All lines in the data bearing the string "Price" should be identified and copied.

□ □ □ □ □

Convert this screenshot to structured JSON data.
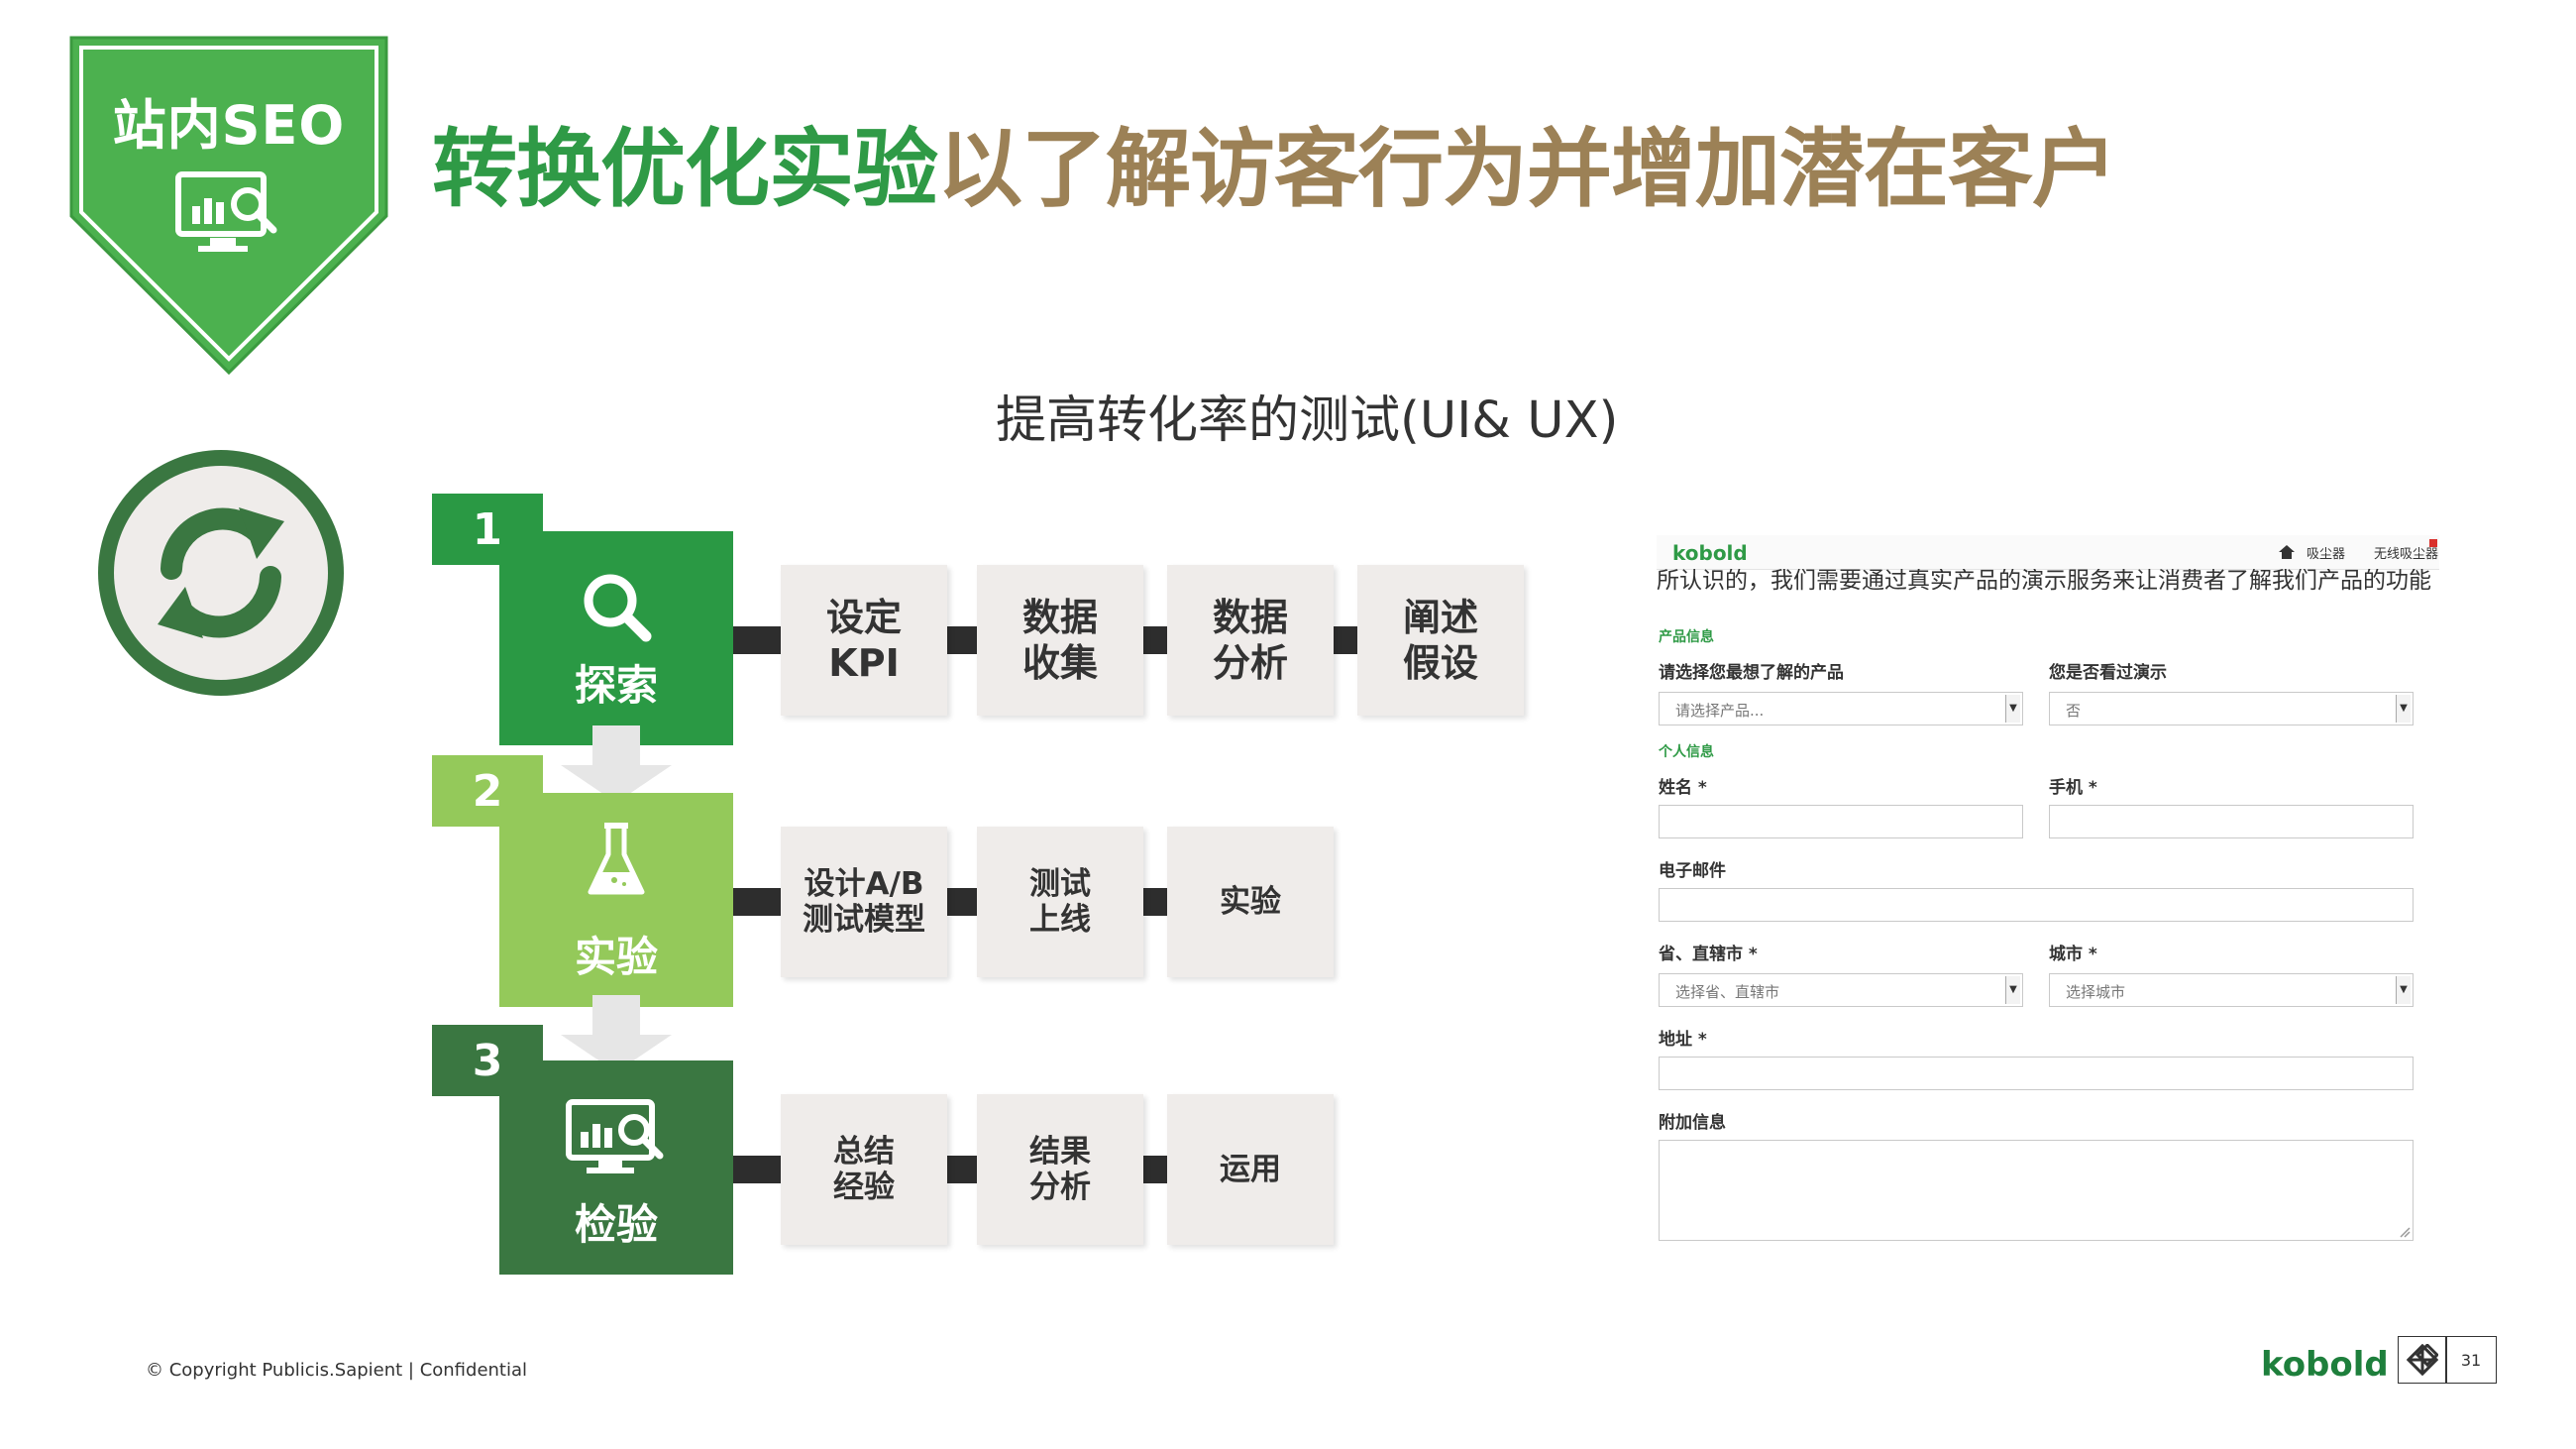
{
  "badge": {
    "label": "站内SEO",
    "icon": "chart-magnifier-icon"
  },
  "title": {
    "part_green": "转换优化实验",
    "part_olive": "以了解访客行为并增加潜在客户"
  },
  "subtitle": "提高转化率的测试(UI& UX)",
  "refresh_icon": "refresh-arrows-icon",
  "steps": [
    {
      "number": "1",
      "label": "探索",
      "icon": "magnifier-icon",
      "color": "#2a9944",
      "tasks": [
        "设定\nKPI",
        "数据\n收集",
        "数据\n分析",
        "阐述\n假设"
      ]
    },
    {
      "number": "2",
      "label": "实验",
      "icon": "flask-icon",
      "color": "#94c95a",
      "tasks": [
        "设计A/B\n测试模型",
        "测试\n上线",
        "实验"
      ]
    },
    {
      "number": "3",
      "label": "检验",
      "icon": "chart-magnifier-icon",
      "color": "#3a7741",
      "tasks": [
        "总结\n经验",
        "结果\n分析",
        "运用"
      ]
    }
  ],
  "form": {
    "brand": "kobold",
    "nav": {
      "home_icon": "home-icon",
      "item1": "吸尘器",
      "item2": "无线吸尘器"
    },
    "intro": "所认识的，我们需要通过真实产品的演示服务来让消费者了解我们产品的功能",
    "section_product": "产品信息",
    "product_label": "请选择您最想了解的产品",
    "product_value": "请选择产品...",
    "demo_label": "您是否看过演示",
    "demo_value": "否",
    "section_personal": "个人信息",
    "name_label": "姓名 *",
    "phone_label": "手机 *",
    "email_label": "电子邮件",
    "province_label": "省、直辖市 *",
    "province_value": "选择省、直辖市",
    "city_label": "城市 *",
    "city_value": "选择城市",
    "address_label": "地址 *",
    "extra_label": "附加信息"
  },
  "footer": {
    "copyright": "© Copyright Publicis.Sapient | Confidential",
    "brand": "kobold",
    "page": "31"
  },
  "colors": {
    "green": "#2f9a46",
    "olive": "#9c8156",
    "light_green": "#94c95a",
    "dark_green": "#3a7741"
  }
}
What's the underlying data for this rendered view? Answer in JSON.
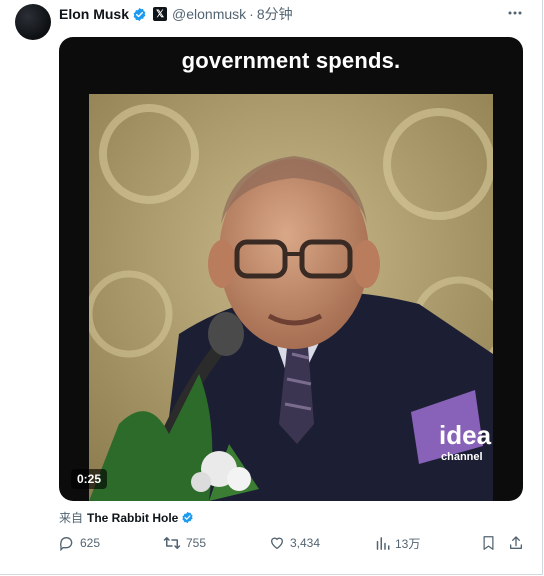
{
  "tweet": {
    "author_name": "Elon Musk",
    "handle": "@elonmusk",
    "separator": "·",
    "time": "8分钟",
    "media": {
      "caption": "government spends.",
      "duration": "0:25",
      "watermark_line1": "idea",
      "watermark_line2": "channel"
    },
    "source_prefix": "来自",
    "source_name": "The Rabbit Hole"
  },
  "actions": {
    "replies": "625",
    "reposts": "755",
    "likes": "3,434",
    "views": "13万"
  },
  "colors": {
    "text_primary": "#0f1419",
    "text_secondary": "#536471",
    "verified_blue": "#1d9bf0",
    "border": "#cfd9de"
  }
}
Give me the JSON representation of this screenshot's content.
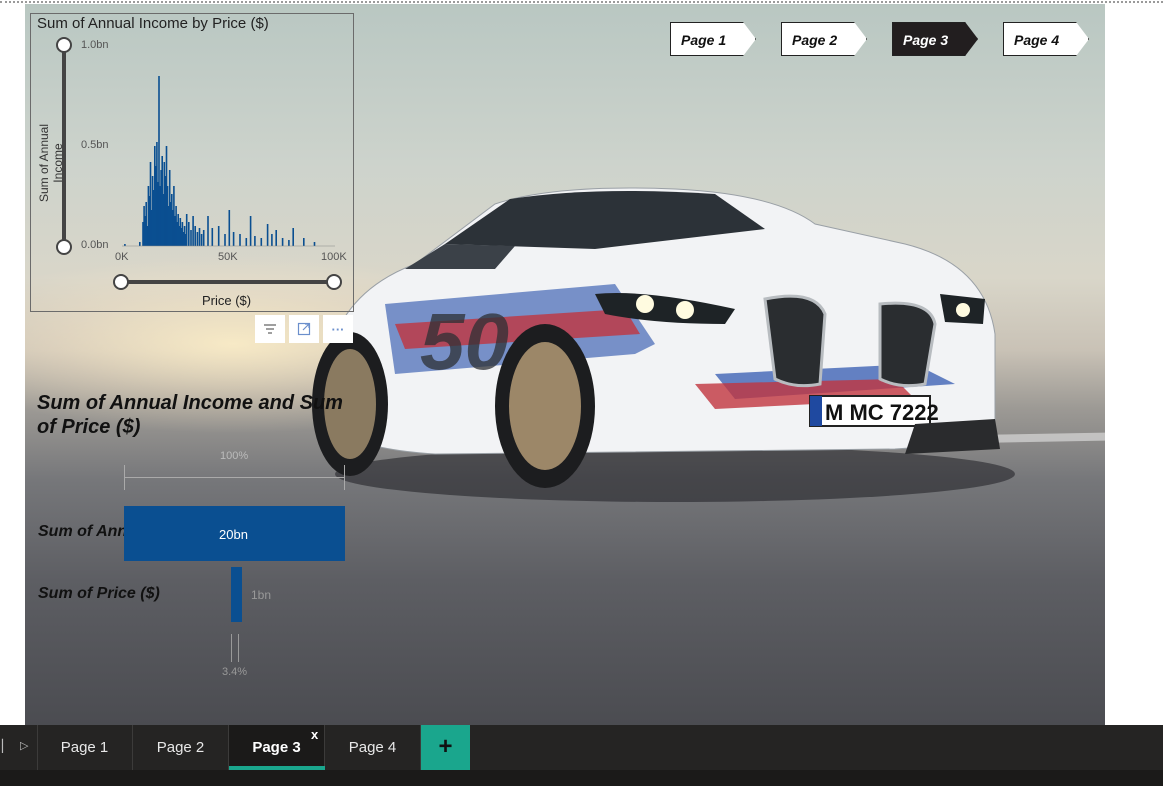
{
  "nav_buttons": [
    {
      "label": "Page 1",
      "active": false
    },
    {
      "label": "Page 2",
      "active": false
    },
    {
      "label": "Page 3",
      "active": true
    },
    {
      "label": "Page 4",
      "active": false
    }
  ],
  "histogram": {
    "title": "Sum of Annual Income by Price ($)",
    "ylabel": "Sum of Annual Income",
    "xlabel": "Price ($)",
    "yticks": [
      "1.0bn",
      "0.5bn",
      "0.0bn"
    ],
    "xticks": [
      "0K",
      "50K",
      "100K"
    ],
    "bar_color": "#0a4f91"
  },
  "visual_toolbar": {
    "filter_icon": "filter-icon",
    "focus_icon": "focus-mode-icon",
    "more_icon": "more-options-icon",
    "more_label": "···"
  },
  "gauge": {
    "title": "Sum of Annual Income and Sum of Price ($)",
    "pct_top": "100%",
    "bar1_label": "Sum of Annual...",
    "bar1_value": "20bn",
    "bar2_label": "Sum of Price ($)",
    "bar2_value": "1bn",
    "pct_bottom": "3.4%"
  },
  "tabs": [
    {
      "label": "Page 1",
      "active": false
    },
    {
      "label": "Page 2",
      "active": false
    },
    {
      "label": "Page 3",
      "active": true
    },
    {
      "label": "Page 4",
      "active": false
    }
  ],
  "tab_close": "x",
  "add_tab": "+",
  "license_plate": "M MC 7222",
  "car_number": "50",
  "chart_data": [
    {
      "type": "bar",
      "title": "Sum of Annual Income by Price ($)",
      "xlabel": "Price ($)",
      "ylabel": "Sum of Annual Income",
      "xlim": [
        0,
        100000
      ],
      "ylim": [
        0,
        1000000000
      ],
      "x": [
        1000,
        8000,
        9500,
        10000,
        10500,
        11000,
        11500,
        12000,
        12500,
        13000,
        13500,
        14000,
        14500,
        15000,
        15500,
        16000,
        16500,
        17000,
        17500,
        18000,
        18500,
        19000,
        19500,
        20000,
        20500,
        21000,
        21500,
        22000,
        22500,
        23000,
        23500,
        24000,
        24500,
        25000,
        25500,
        26000,
        26500,
        27000,
        27500,
        28000,
        28500,
        29000,
        29500,
        30000,
        31000,
        32000,
        33000,
        34000,
        35000,
        36000,
        37000,
        38000,
        40000,
        42000,
        45000,
        48000,
        50000,
        52000,
        55000,
        58000,
        60000,
        62000,
        65000,
        68000,
        70000,
        72000,
        75000,
        78000,
        80000,
        85000,
        90000
      ],
      "values": [
        10000000,
        20000000,
        120000000,
        200000000,
        150000000,
        220000000,
        100000000,
        300000000,
        250000000,
        420000000,
        180000000,
        350000000,
        280000000,
        500000000,
        400000000,
        520000000,
        320000000,
        850000000,
        300000000,
        380000000,
        450000000,
        260000000,
        420000000,
        350000000,
        500000000,
        300000000,
        200000000,
        380000000,
        220000000,
        260000000,
        180000000,
        300000000,
        150000000,
        200000000,
        120000000,
        160000000,
        100000000,
        140000000,
        90000000,
        120000000,
        70000000,
        100000000,
        60000000,
        160000000,
        120000000,
        80000000,
        150000000,
        100000000,
        70000000,
        90000000,
        60000000,
        80000000,
        150000000,
        90000000,
        100000000,
        60000000,
        180000000,
        70000000,
        60000000,
        40000000,
        150000000,
        50000000,
        40000000,
        110000000,
        60000000,
        80000000,
        40000000,
        30000000,
        90000000,
        40000000,
        20000000
      ]
    },
    {
      "type": "bar",
      "title": "Sum of Annual Income and Sum of Price ($)",
      "categories": [
        "Sum of Annual...",
        "Sum of Price ($)"
      ],
      "values": [
        20000000000,
        1000000000
      ],
      "percent_labels": [
        "100%",
        "3.4%"
      ]
    }
  ]
}
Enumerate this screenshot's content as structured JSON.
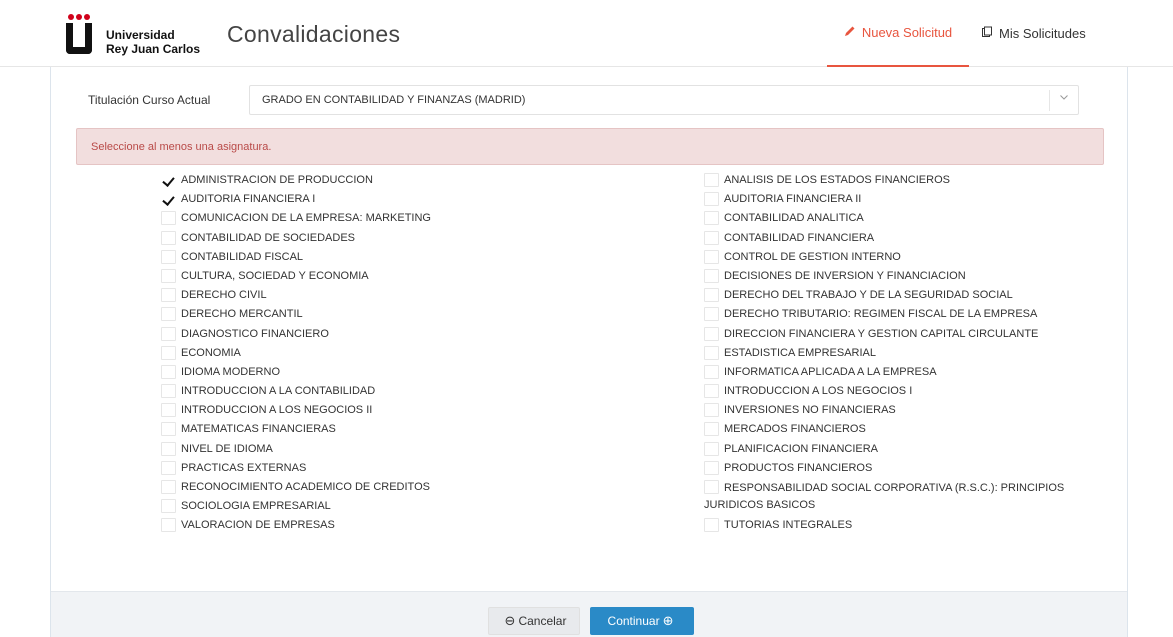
{
  "brand": {
    "logo_line1": "Universidad",
    "logo_line2": "Rey Juan Carlos",
    "logo_color": "#d0021b"
  },
  "app": {
    "title": "Convalidaciones"
  },
  "nav": {
    "new_request": "Nueva Solicitud",
    "my_requests": "Mis Solicitudes",
    "active_color": "#e8553f",
    "new_icon": "pencil-icon",
    "mine_icon": "clipboard-icon"
  },
  "form": {
    "degree_label": "Titulación Curso Actual",
    "degree_value": "GRADO EN CONTABILIDAD Y FINANZAS (MADRID)"
  },
  "alert": {
    "message": "Seleccione al menos una asignatura.",
    "background": "#f2dede",
    "text_color": "#b94a48"
  },
  "subjects_left": [
    {
      "label": "ADMINISTRACION DE PRODUCCION",
      "checked": true
    },
    {
      "label": "AUDITORIA FINANCIERA I",
      "checked": true
    },
    {
      "label": "COMUNICACION DE LA EMPRESA: MARKETING",
      "checked": false
    },
    {
      "label": "CONTABILIDAD DE SOCIEDADES",
      "checked": false
    },
    {
      "label": "CONTABILIDAD FISCAL",
      "checked": false
    },
    {
      "label": "CULTURA, SOCIEDAD Y ECONOMIA",
      "checked": false
    },
    {
      "label": "DERECHO CIVIL",
      "checked": false
    },
    {
      "label": "DERECHO MERCANTIL",
      "checked": false
    },
    {
      "label": "DIAGNOSTICO FINANCIERO",
      "checked": false
    },
    {
      "label": "ECONOMIA",
      "checked": false
    },
    {
      "label": "IDIOMA MODERNO",
      "checked": false
    },
    {
      "label": "INTRODUCCION A LA CONTABILIDAD",
      "checked": false
    },
    {
      "label": "INTRODUCCION A LOS NEGOCIOS II",
      "checked": false
    },
    {
      "label": "MATEMATICAS FINANCIERAS",
      "checked": false
    },
    {
      "label": "NIVEL DE IDIOMA",
      "checked": false
    },
    {
      "label": "PRACTICAS EXTERNAS",
      "checked": false
    },
    {
      "label": "RECONOCIMIENTO ACADEMICO DE CREDITOS",
      "checked": false
    },
    {
      "label": "SOCIOLOGIA EMPRESARIAL",
      "checked": false
    },
    {
      "label": "VALORACION DE EMPRESAS",
      "checked": false
    }
  ],
  "subjects_right": [
    {
      "label": "ANALISIS DE LOS ESTADOS FINANCIEROS",
      "checked": false
    },
    {
      "label": "AUDITORIA FINANCIERA II",
      "checked": false
    },
    {
      "label": "CONTABILIDAD ANALITICA",
      "checked": false
    },
    {
      "label": "CONTABILIDAD FINANCIERA",
      "checked": false
    },
    {
      "label": "CONTROL DE GESTION INTERNO",
      "checked": false
    },
    {
      "label": "DECISIONES DE INVERSION Y FINANCIACION",
      "checked": false
    },
    {
      "label": "DERECHO DEL TRABAJO Y DE LA SEGURIDAD SOCIAL",
      "checked": false
    },
    {
      "label": "DERECHO TRIBUTARIO: REGIMEN FISCAL DE LA EMPRESA",
      "checked": false
    },
    {
      "label": "DIRECCION FINANCIERA Y GESTION CAPITAL CIRCULANTE",
      "checked": false
    },
    {
      "label": "ESTADISTICA EMPRESARIAL",
      "checked": false
    },
    {
      "label": "INFORMATICA APLICADA A LA EMPRESA",
      "checked": false
    },
    {
      "label": "INTRODUCCION A LOS NEGOCIOS I",
      "checked": false
    },
    {
      "label": "INVERSIONES NO FINANCIERAS",
      "checked": false
    },
    {
      "label": "MERCADOS FINANCIEROS",
      "checked": false
    },
    {
      "label": "PLANIFICACION FINANCIERA",
      "checked": false
    },
    {
      "label": "PRODUCTOS FINANCIEROS",
      "checked": false
    },
    {
      "label": "RESPONSABILIDAD SOCIAL CORPORATIVA (R.S.C.): PRINCIPIOS JURIDICOS BASICOS",
      "checked": false
    },
    {
      "label": "TUTORIAS INTEGRALES",
      "checked": false
    }
  ],
  "footer": {
    "cancel_label": "Cancelar",
    "continue_label": "Continuar",
    "cancel_icon": "arrow-left-circle-icon",
    "continue_icon": "arrow-right-circle-icon",
    "primary_color": "#2a8ac7"
  }
}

□ □ □ □ □

Exercise solution:
    "title": "Sum of Annual Income by Price ($)",
    "xlabel": "Price ($)",
    "title": "Sum of Annual Income and Sum of Price ($)",
    "bar2_label": "Sum of Price ($)",
      "title": "Sum of Annual Income by Price ($)",
      "xlabel": "Price ($)",
      "title": "Sum of Annual Income and Sum of Price ($)",
        "Sum of Price ($)"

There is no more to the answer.